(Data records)
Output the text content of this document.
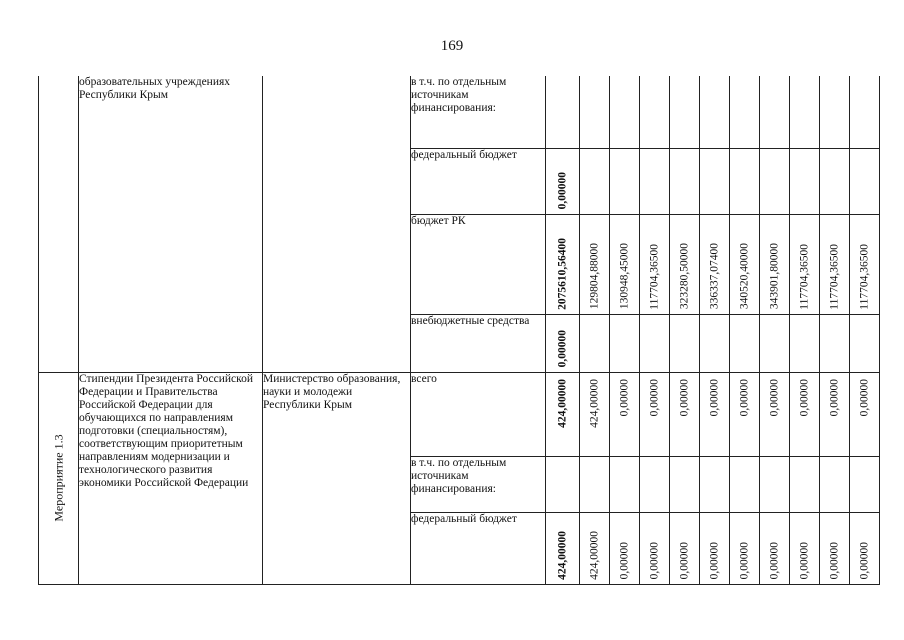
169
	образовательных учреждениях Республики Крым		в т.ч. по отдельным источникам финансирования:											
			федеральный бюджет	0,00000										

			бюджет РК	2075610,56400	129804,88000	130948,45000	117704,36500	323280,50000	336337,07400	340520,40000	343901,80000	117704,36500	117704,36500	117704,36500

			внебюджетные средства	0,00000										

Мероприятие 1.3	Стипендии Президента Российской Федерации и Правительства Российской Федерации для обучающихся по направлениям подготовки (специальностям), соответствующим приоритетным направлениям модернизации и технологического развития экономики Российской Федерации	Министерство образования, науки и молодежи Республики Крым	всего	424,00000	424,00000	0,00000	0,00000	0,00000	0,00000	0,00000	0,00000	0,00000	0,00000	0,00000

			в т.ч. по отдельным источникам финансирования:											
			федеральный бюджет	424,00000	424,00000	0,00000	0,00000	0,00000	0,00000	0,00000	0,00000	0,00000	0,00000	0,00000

**TASK BRIEF:** In the records, locate each line holding the string "Крым" and copy it.

**SOLUTION TO THE PROBLEM:**
	образовательных учреждениях Республики Крым		в т.ч. по отдельным источникам финансирования:											
Мероприятие 1.3	Стипендии Президента Российской Федерации и Правительства Российской Федерации для обучающихся по направлениям подготовки (специальностям), соответствующим приоритетным направлениям модернизации и технологического развития экономики Российской Федерации	Министерство образования, науки и молодежи Республики Крым	всего	424,00000	424,00000	0,00000	0,00000	0,00000	0,00000	0,00000	0,00000	0,00000	0,00000	0,00000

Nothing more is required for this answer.